Data records
* * *

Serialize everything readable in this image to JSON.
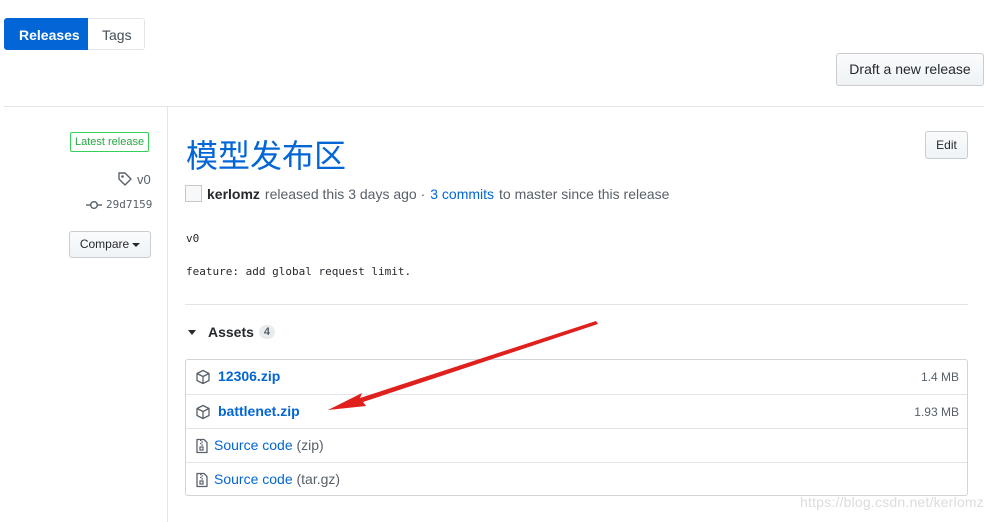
{
  "tabs": {
    "releases": "Releases",
    "tags": "Tags"
  },
  "actions": {
    "draft_release": "Draft a new release",
    "edit": "Edit",
    "compare": "Compare"
  },
  "sidebar": {
    "latest_badge": "Latest release",
    "tag": "v0",
    "commit": "29d7159"
  },
  "release": {
    "title": "模型发布区",
    "author": "kerlomz",
    "released_text": "released this 3 days ago ·",
    "commits_link": "3 commits",
    "commits_suffix": "to master since this release",
    "body_line1": "v0",
    "body_line2": "feature: add global request limit."
  },
  "assets": {
    "label": "Assets",
    "count": "4",
    "items": [
      {
        "name": "12306.zip",
        "size": "1.4 MB",
        "icon": "package-icon"
      },
      {
        "name": "battlenet.zip",
        "size": "1.93 MB",
        "icon": "package-icon"
      },
      {
        "name": "Source code",
        "suffix": "(zip)",
        "icon": "file-zip-icon"
      },
      {
        "name": "Source code",
        "suffix": "(tar.gz)",
        "icon": "file-zip-icon"
      }
    ]
  },
  "annotation": {
    "arrow_color": "#e0201c"
  },
  "watermark": "https://blog.csdn.net/kerlomz",
  "colors": {
    "accent": "#0366d6",
    "success": "#28a745"
  }
}
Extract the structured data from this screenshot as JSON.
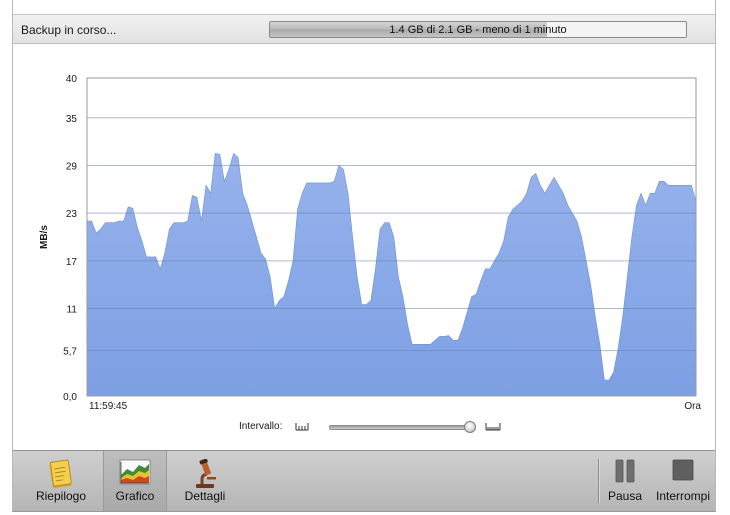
{
  "status": {
    "text": "Backup in corso...",
    "progress_text": "1.4 GB di 2.1 GB - meno di 1 minuto",
    "progress_fraction": 0.667
  },
  "chart_data": {
    "type": "area",
    "ylabel": "MB/s",
    "xlabel": "",
    "yticks": [
      "0,0",
      "5,7",
      "11",
      "17",
      "23",
      "29",
      "35",
      "40"
    ],
    "ytick_values": [
      0,
      5.7,
      11,
      17,
      23,
      29,
      35,
      40
    ],
    "ylim": [
      0,
      40
    ],
    "x_start_label": "11:59:45",
    "x_end_label": "Ora",
    "grid": true,
    "fill_color": "#7d9fe3",
    "values": [
      22,
      22,
      20.5,
      21,
      21.8,
      21.8,
      21.8,
      22,
      22,
      23.8,
      23.6,
      21.2,
      19.5,
      17.5,
      17.5,
      17.5,
      16,
      18,
      21,
      21.8,
      21.8,
      21.8,
      22,
      25.2,
      25,
      22,
      26.5,
      25.5,
      30.5,
      30.4,
      27,
      28.5,
      30.5,
      30,
      25.5,
      24,
      22,
      20,
      18,
      17.2,
      15,
      11,
      12,
      12.5,
      14.5,
      17,
      23.5,
      25.5,
      26.8,
      26.8,
      26.8,
      26.8,
      26.8,
      26.8,
      27,
      29,
      28.5,
      25.5,
      20,
      15,
      11.5,
      11.5,
      12,
      16,
      21,
      21.8,
      21.8,
      20,
      15,
      12.5,
      9,
      6.5,
      6.5,
      6.5,
      6.5,
      6.5,
      7,
      7.5,
      7.5,
      7.6,
      7,
      7,
      8.5,
      10.5,
      12.5,
      12.8,
      14.5,
      16,
      16,
      17,
      18,
      19.5,
      22.5,
      23.5,
      24,
      24.5,
      25.5,
      27.5,
      28,
      26.5,
      25.5,
      26.5,
      27.5,
      26.5,
      25.5,
      24,
      23,
      22,
      20,
      17,
      14,
      10,
      6.5,
      2,
      2,
      3,
      6,
      10,
      15,
      20,
      24,
      25.5,
      24,
      25.5,
      25.5,
      27,
      27,
      26.5,
      26.5,
      26.5,
      26.5,
      26.5,
      26.5,
      24.5
    ]
  },
  "interval": {
    "label": "Intervallo:",
    "value_fraction": 0.97
  },
  "toolbar": {
    "summary_label": "Riepilogo",
    "graph_label": "Grafico",
    "details_label": "Dettagli",
    "pause_label": "Pausa",
    "stop_label": "Interrompi"
  },
  "icons": {
    "summary": "notepad-icon",
    "graph": "area-chart-icon",
    "details": "microscope-icon",
    "pause": "pause-icon",
    "stop": "stop-icon"
  }
}
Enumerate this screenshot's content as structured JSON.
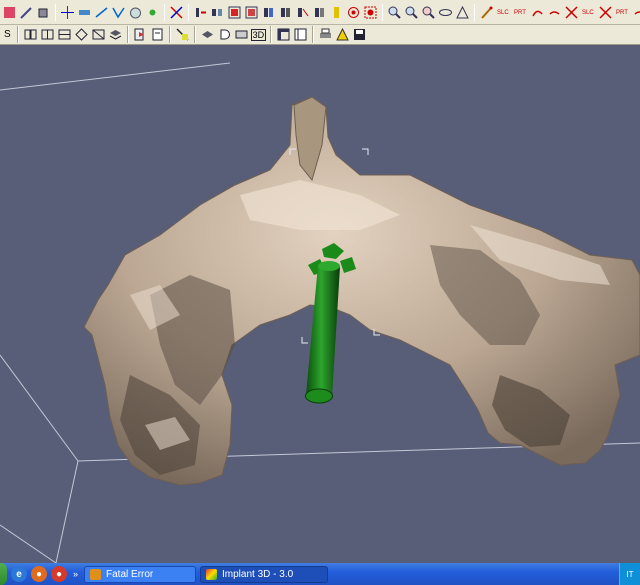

* * *

Reproduce the records verbatim, omitting all images they contain.

RESULT FOR THIS TASK:
Serialize everything readable in this image to JSON.
{
  "tabs": {
    "releases": "Releases",
    "tags": "Tags"
  },
  "actions": {
    "draft_release": "Draft a new release",
    "edit": "Edit",
    "compare": "Compare"
  },
  "sidebar": {
    "latest_badge": "Latest release",
    "tag": "v0",
    "commit": "29d7159"
  },
  "release": {
    "title": "模型发布区",
    "author": "kerlomz",
    "released_text": "released this 3 days ago ·",
    "commits_link": "3 commits",
    "commits_suffix": "to master since this release",
    "body_line1": "v0",
    "body_line2": "feature: add global request limit."
  },
  "assets": {
    "label": "Assets",
    "count": "4",
    "items": [
      {
        "name": "12306.zip",
        "size": "1.4 MB",
        "icon": "package-icon"
      },
      {
        "name": "battlenet.zip",
        "size": "1.93 MB",
        "icon": "package-icon"
      },
      {
        "name": "Source code",
        "suffix": "(zip)",
        "icon": "file-zip-icon"
      },
      {
        "name": "Source code",
        "suffix": "(tar.gz)",
        "icon": "file-zip-icon"
      }
    ]
  },
  "annotation": {
    "arrow_color": "#e0201c"
  },
  "watermark": "https://blog.csdn.net/kerlomz",
  "colors": {
    "accent": "#0366d6",
    "success": "#28a745"
  }
}
Extract the structured data from this screenshot as JSON.
{
  "status": {
    "text": "Backup in corso...",
    "progress_text": "1.4 GB di 2.1 GB - meno di 1 minuto",
    "progress_fraction": 0.667
  },
  "chart_data": {
    "type": "area",
    "ylabel": "MB/s",
    "xlabel": "",
    "yticks": [
      "0,0",
      "5,7",
      "11",
      "17",
      "23",
      "29",
      "35",
      "40"
    ],
    "ytick_values": [
      0,
      5.7,
      11,
      17,
      23,
      29,
      35,
      40
    ],
    "ylim": [
      0,
      40
    ],
    "x_start_label": "11:59:45",
    "x_end_label": "Ora",
    "grid": true,
    "fill_color": "#7d9fe3",
    "values": [
      22,
      22,
      20.5,
      21,
      21.8,
      21.8,
      21.8,
      22,
      22,
      23.8,
      23.6,
      21.2,
      19.5,
      17.5,
      17.5,
      17.5,
      16,
      18,
      21,
      21.8,
      21.8,
      21.8,
      22,
      25.2,
      25,
      22,
      26.5,
      25.5,
      30.5,
      30.4,
      27,
      28.5,
      30.5,
      30,
      25.5,
      24,
      22,
      20,
      18,
      17.2,
      15,
      11,
      12,
      12.5,
      14.5,
      17,
      23.5,
      25.5,
      26.8,
      26.8,
      26.8,
      26.8,
      26.8,
      26.8,
      27,
      29,
      28.5,
      25.5,
      20,
      15,
      11.5,
      11.5,
      12,
      16,
      21,
      21.8,
      21.8,
      20,
      15,
      12.5,
      9,
      6.5,
      6.5,
      6.5,
      6.5,
      6.5,
      7,
      7.5,
      7.5,
      7.6,
      7,
      7,
      8.5,
      10.5,
      12.5,
      12.8,
      14.5,
      16,
      16,
      17,
      18,
      19.5,
      22.5,
      23.5,
      24,
      24.5,
      25.5,
      27.5,
      28,
      26.5,
      25.5,
      26.5,
      27.5,
      26.5,
      25.5,
      24,
      23,
      22,
      20,
      17,
      14,
      10,
      6.5,
      2,
      2,
      3,
      6,
      10,
      15,
      20,
      24,
      25.5,
      24,
      25.5,
      25.5,
      27,
      27,
      26.5,
      26.5,
      26.5,
      26.5,
      26.5,
      26.5,
      24.5
    ]
  },
  "interval": {
    "label": "Intervallo:",
    "value_fraction": 0.97
  },
  "toolbar": {
    "summary_label": "Riepilogo",
    "graph_label": "Grafico",
    "details_label": "Dettagli",
    "pause_label": "Pausa",
    "stop_label": "Interrompi"
  },
  "icons": {
    "summary": "notepad-icon",
    "graph": "area-chart-icon",
    "details": "microscope-icon",
    "pause": "pause-icon",
    "stop": "stop-icon"
  }
}
Enumerate this screenshot's content as structured JSON.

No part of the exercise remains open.